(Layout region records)
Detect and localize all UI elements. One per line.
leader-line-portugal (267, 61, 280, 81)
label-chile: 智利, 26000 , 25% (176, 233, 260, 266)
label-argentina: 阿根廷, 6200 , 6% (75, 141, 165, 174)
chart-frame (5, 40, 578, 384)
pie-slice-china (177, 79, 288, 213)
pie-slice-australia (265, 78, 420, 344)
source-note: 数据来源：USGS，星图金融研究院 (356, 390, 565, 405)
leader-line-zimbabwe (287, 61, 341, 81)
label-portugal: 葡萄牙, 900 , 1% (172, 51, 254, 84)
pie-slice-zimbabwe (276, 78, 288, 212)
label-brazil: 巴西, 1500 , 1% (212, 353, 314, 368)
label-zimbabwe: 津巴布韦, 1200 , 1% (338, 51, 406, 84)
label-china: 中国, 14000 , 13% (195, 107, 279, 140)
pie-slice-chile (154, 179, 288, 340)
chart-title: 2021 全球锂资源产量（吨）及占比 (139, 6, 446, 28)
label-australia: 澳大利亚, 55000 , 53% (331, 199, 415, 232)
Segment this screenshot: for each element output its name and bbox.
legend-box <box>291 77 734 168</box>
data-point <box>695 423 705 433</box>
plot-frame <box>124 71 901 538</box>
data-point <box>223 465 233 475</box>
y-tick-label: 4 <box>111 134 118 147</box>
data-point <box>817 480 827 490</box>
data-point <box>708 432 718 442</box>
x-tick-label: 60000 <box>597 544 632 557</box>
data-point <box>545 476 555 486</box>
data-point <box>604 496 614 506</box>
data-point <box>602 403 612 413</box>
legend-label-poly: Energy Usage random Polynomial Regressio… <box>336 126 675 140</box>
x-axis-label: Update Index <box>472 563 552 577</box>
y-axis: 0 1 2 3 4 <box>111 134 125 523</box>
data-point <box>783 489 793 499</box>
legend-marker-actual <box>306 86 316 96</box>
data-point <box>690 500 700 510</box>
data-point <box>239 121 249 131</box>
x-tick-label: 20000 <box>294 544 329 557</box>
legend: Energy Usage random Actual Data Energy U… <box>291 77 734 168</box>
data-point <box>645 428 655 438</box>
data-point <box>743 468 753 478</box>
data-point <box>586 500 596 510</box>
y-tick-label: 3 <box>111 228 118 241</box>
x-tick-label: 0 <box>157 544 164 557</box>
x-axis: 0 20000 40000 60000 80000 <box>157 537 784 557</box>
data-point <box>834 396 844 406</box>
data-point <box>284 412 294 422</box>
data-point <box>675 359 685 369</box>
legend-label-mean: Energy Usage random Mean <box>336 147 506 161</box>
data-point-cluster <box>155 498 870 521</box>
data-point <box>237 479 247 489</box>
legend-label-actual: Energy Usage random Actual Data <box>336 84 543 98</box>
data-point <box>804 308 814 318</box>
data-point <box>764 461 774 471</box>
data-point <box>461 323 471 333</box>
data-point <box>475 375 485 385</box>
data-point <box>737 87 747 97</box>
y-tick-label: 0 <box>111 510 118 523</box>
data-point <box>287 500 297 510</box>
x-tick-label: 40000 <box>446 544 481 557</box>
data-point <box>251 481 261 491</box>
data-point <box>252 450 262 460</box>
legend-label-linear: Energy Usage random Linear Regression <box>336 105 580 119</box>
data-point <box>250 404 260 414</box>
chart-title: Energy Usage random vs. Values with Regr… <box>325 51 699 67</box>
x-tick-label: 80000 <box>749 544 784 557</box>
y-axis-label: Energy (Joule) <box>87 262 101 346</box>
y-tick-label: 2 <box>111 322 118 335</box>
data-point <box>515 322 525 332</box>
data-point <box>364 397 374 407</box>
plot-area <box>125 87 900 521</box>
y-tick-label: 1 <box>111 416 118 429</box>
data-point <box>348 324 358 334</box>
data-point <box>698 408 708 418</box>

### Stated goal
Reproduce every line above, character for character, without changing or leaving out anything.

### Exercise solution
Detect and localize all UI elements. One per line.
leader-line-portugal (267, 61, 280, 81)
label-chile: 智利, 26000 , 25% (176, 233, 260, 266)
label-argentina: 阿根廷, 6200 , 6% (75, 141, 165, 174)
chart-frame (5, 40, 578, 384)
pie-slice-china (177, 79, 288, 213)
pie-slice-australia (265, 78, 420, 344)
source-note: 数据来源：USGS，星图金融研究院 (356, 390, 565, 405)
leader-line-zimbabwe (287, 61, 341, 81)
label-portugal: 葡萄牙, 900 , 1% (172, 51, 254, 84)
pie-slice-zimbabwe (276, 78, 288, 212)
label-brazil: 巴西, 1500 , 1% (212, 353, 314, 368)
label-zimbabwe: 津巴布韦, 1200 , 1% (338, 51, 406, 84)
label-china: 中国, 14000 , 13% (195, 107, 279, 140)
pie-slice-chile (154, 179, 288, 340)
chart-title: 2021 全球锂资源产量（吨）及占比 (139, 6, 446, 28)
label-australia: 澳大利亚, 55000 , 53% (331, 199, 415, 232)
Segment this screenshot: for each element output its name and bbox.
legend-box <box>291 77 734 168</box>
data-point <box>695 423 705 433</box>
plot-frame <box>124 71 901 538</box>
data-point <box>223 465 233 475</box>
y-tick-label: 4 <box>111 134 118 147</box>
data-point <box>817 480 827 490</box>
data-point <box>708 432 718 442</box>
x-tick-label: 60000 <box>597 544 632 557</box>
data-point <box>545 476 555 486</box>
data-point <box>604 496 614 506</box>
data-point <box>602 403 612 413</box>
legend-label-poly: Energy Usage random Polynomial Regressio… <box>336 126 675 140</box>
x-axis-label: Update Index <box>472 563 552 577</box>
y-axis: 0 1 2 3 4 <box>111 134 125 523</box>
data-point <box>783 489 793 499</box>
legend-marker-actual <box>306 86 316 96</box>
data-point <box>690 500 700 510</box>
data-point <box>239 121 249 131</box>
x-tick-label: 20000 <box>294 544 329 557</box>
legend: Energy Usage random Actual Data Energy U… <box>291 77 734 168</box>
data-point <box>645 428 655 438</box>
data-point <box>743 468 753 478</box>
data-point <box>586 500 596 510</box>
y-tick-label: 3 <box>111 228 118 241</box>
x-tick-label: 0 <box>157 544 164 557</box>
x-axis: 0 20000 40000 60000 80000 <box>157 537 784 557</box>
data-point <box>834 396 844 406</box>
data-point <box>284 412 294 422</box>
data-point <box>675 359 685 369</box>
legend-label-mean: Energy Usage random Mean <box>336 147 506 161</box>
data-point-cluster <box>155 498 870 521</box>
data-point <box>237 479 247 489</box>
legend-label-actual: Energy Usage random Actual Data <box>336 84 543 98</box>
data-point <box>804 308 814 318</box>
data-point <box>764 461 774 471</box>
data-point <box>461 323 471 333</box>
data-point <box>475 375 485 385</box>
data-point <box>737 87 747 97</box>
y-tick-label: 0 <box>111 510 118 523</box>
data-point <box>287 500 297 510</box>
x-tick-label: 40000 <box>446 544 481 557</box>
data-point <box>251 481 261 491</box>
data-point <box>252 450 262 460</box>
legend-label-linear: Energy Usage random Linear Regression <box>336 105 580 119</box>
data-point <box>250 404 260 414</box>
chart-title: Energy Usage random vs. Values with Regr… <box>325 51 699 67</box>
x-tick-label: 80000 <box>749 544 784 557</box>
y-axis-label: Energy (Joule) <box>87 262 101 346</box>
y-tick-label: 2 <box>111 322 118 335</box>
data-point <box>515 322 525 332</box>
data-point <box>364 397 374 407</box>
plot-area <box>125 87 900 521</box>
y-tick-label: 1 <box>111 416 118 429</box>
data-point <box>348 324 358 334</box>
data-point <box>698 408 708 418</box>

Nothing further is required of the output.